» TASK DESCRIPTION
In the copy, include every entry exactly but none of the images.

» INPUT DATA
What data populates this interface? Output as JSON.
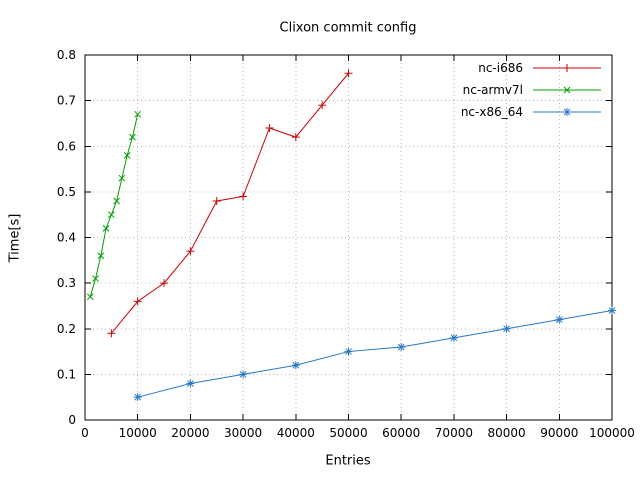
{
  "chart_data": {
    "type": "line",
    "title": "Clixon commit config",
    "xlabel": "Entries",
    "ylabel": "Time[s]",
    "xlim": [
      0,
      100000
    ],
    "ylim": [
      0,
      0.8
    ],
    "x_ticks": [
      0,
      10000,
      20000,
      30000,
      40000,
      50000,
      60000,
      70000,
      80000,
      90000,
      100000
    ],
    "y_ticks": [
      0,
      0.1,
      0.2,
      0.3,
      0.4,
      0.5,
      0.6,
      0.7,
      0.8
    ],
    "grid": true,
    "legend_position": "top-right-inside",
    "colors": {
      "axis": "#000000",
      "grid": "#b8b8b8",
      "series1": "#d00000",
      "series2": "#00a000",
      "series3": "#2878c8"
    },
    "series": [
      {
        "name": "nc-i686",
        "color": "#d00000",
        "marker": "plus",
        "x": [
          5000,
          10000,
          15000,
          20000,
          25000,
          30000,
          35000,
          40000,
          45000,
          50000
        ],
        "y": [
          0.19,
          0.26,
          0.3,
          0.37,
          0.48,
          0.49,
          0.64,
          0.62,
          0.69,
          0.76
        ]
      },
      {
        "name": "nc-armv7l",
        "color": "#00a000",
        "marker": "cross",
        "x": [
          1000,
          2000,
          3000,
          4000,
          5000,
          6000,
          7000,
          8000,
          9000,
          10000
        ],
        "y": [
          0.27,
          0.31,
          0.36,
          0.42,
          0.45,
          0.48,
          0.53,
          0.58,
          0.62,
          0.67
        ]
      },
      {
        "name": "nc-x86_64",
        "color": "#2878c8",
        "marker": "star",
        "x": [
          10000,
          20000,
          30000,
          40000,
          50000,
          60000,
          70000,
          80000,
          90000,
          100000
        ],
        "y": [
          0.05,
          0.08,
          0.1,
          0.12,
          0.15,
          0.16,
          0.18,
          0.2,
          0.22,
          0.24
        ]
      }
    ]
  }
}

» FINAL RESULT
What data populates this interface? Output as JSON.
{
  "chart_data": {
    "type": "line",
    "title": "Clixon commit config",
    "xlabel": "Entries",
    "ylabel": "Time[s]",
    "xlim": [
      0,
      100000
    ],
    "ylim": [
      0,
      0.8
    ],
    "x_ticks": [
      0,
      10000,
      20000,
      30000,
      40000,
      50000,
      60000,
      70000,
      80000,
      90000,
      100000
    ],
    "y_ticks": [
      0,
      0.1,
      0.2,
      0.3,
      0.4,
      0.5,
      0.6,
      0.7,
      0.8
    ],
    "grid": true,
    "legend_position": "top-right-inside",
    "colors": {
      "axis": "#000000",
      "grid": "#b8b8b8",
      "series1": "#d00000",
      "series2": "#00a000",
      "series3": "#2878c8"
    },
    "series": [
      {
        "name": "nc-i686",
        "color": "#d00000",
        "marker": "plus",
        "x": [
          5000,
          10000,
          15000,
          20000,
          25000,
          30000,
          35000,
          40000,
          45000,
          50000
        ],
        "y": [
          0.19,
          0.26,
          0.3,
          0.37,
          0.48,
          0.49,
          0.64,
          0.62,
          0.69,
          0.76
        ]
      },
      {
        "name": "nc-armv7l",
        "color": "#00a000",
        "marker": "cross",
        "x": [
          1000,
          2000,
          3000,
          4000,
          5000,
          6000,
          7000,
          8000,
          9000,
          10000
        ],
        "y": [
          0.27,
          0.31,
          0.36,
          0.42,
          0.45,
          0.48,
          0.53,
          0.58,
          0.62,
          0.67
        ]
      },
      {
        "name": "nc-x86_64",
        "color": "#2878c8",
        "marker": "star",
        "x": [
          10000,
          20000,
          30000,
          40000,
          50000,
          60000,
          70000,
          80000,
          90000,
          100000
        ],
        "y": [
          0.05,
          0.08,
          0.1,
          0.12,
          0.15,
          0.16,
          0.18,
          0.2,
          0.22,
          0.24
        ]
      }
    ]
  }
}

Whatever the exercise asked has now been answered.